INSTRUCTIONS TO FOLLOW:
Write out each entry, exactly the way it appears.

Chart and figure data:
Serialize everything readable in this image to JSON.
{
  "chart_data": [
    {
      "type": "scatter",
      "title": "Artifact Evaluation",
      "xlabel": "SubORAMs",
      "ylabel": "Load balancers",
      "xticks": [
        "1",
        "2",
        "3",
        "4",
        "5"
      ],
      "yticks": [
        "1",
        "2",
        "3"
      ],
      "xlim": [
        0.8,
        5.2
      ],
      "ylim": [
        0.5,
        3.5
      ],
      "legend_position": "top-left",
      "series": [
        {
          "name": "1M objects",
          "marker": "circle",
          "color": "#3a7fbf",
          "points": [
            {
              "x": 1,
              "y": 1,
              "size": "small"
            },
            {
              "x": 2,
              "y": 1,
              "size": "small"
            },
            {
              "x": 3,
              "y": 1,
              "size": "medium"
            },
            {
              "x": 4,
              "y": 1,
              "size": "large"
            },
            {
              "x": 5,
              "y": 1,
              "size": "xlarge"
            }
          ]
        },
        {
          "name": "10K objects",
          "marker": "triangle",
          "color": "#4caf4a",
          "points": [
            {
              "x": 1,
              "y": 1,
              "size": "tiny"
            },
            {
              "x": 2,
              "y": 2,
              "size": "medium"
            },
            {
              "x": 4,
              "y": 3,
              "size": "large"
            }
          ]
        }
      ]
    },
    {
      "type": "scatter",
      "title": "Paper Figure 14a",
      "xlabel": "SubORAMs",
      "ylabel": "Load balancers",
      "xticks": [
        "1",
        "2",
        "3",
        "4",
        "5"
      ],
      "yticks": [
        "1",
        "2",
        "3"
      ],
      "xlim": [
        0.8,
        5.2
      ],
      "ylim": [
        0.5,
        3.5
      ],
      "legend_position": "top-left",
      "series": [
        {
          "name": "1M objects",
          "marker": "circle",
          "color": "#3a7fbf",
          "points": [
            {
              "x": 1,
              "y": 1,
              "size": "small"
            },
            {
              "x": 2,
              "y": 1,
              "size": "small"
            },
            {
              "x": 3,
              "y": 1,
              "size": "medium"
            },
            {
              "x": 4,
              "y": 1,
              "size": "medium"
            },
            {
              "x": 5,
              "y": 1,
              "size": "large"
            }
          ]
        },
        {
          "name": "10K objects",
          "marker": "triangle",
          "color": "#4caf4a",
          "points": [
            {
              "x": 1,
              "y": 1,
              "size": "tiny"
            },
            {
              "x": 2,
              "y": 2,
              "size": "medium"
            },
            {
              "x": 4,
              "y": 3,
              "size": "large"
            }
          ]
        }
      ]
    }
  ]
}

TASK ANSWER:
Serialize everything readable in this image to JSON.
{
  "chart_data": [
    {
      "type": "scatter",
      "title": "Artifact Evaluation",
      "xlabel": "SubORAMs",
      "ylabel": "Load balancers",
      "xticks": [
        "1",
        "2",
        "3",
        "4",
        "5"
      ],
      "yticks": [
        "1",
        "2",
        "3"
      ],
      "xlim": [
        0.8,
        5.2
      ],
      "ylim": [
        0.5,
        3.5
      ],
      "legend_position": "top-left",
      "series": [
        {
          "name": "1M objects",
          "marker": "circle",
          "color": "#3a7fbf",
          "points": [
            {
              "x": 1,
              "y": 1,
              "size": "small"
            },
            {
              "x": 2,
              "y": 1,
              "size": "small"
            },
            {
              "x": 3,
              "y": 1,
              "size": "medium"
            },
            {
              "x": 4,
              "y": 1,
              "size": "large"
            },
            {
              "x": 5,
              "y": 1,
              "size": "xlarge"
            }
          ]
        },
        {
          "name": "10K objects",
          "marker": "triangle",
          "color": "#4caf4a",
          "points": [
            {
              "x": 1,
              "y": 1,
              "size": "tiny"
            },
            {
              "x": 2,
              "y": 2,
              "size": "medium"
            },
            {
              "x": 4,
              "y": 3,
              "size": "large"
            }
          ]
        }
      ]
    },
    {
      "type": "scatter",
      "title": "Paper Figure 14a",
      "xlabel": "SubORAMs",
      "ylabel": "Load balancers",
      "xticks": [
        "1",
        "2",
        "3",
        "4",
        "5"
      ],
      "yticks": [
        "1",
        "2",
        "3"
      ],
      "xlim": [
        0.8,
        5.2
      ],
      "ylim": [
        0.5,
        3.5
      ],
      "legend_position": "top-left",
      "series": [
        {
          "name": "1M objects",
          "marker": "circle",
          "color": "#3a7fbf",
          "points": [
            {
              "x": 1,
              "y": 1,
              "size": "small"
            },
            {
              "x": 2,
              "y": 1,
              "size": "small"
            },
            {
              "x": 3,
              "y": 1,
              "size": "medium"
            },
            {
              "x": 4,
              "y": 1,
              "size": "medium"
            },
            {
              "x": 5,
              "y": 1,
              "size": "large"
            }
          ]
        },
        {
          "name": "10K objects",
          "marker": "triangle",
          "color": "#4caf4a",
          "points": [
            {
              "x": 1,
              "y": 1,
              "size": "tiny"
            },
            {
              "x": 2,
              "y": 2,
              "size": "medium"
            },
            {
              "x": 4,
              "y": 3,
              "size": "large"
            }
          ]
        }
      ]
    }
  ]
}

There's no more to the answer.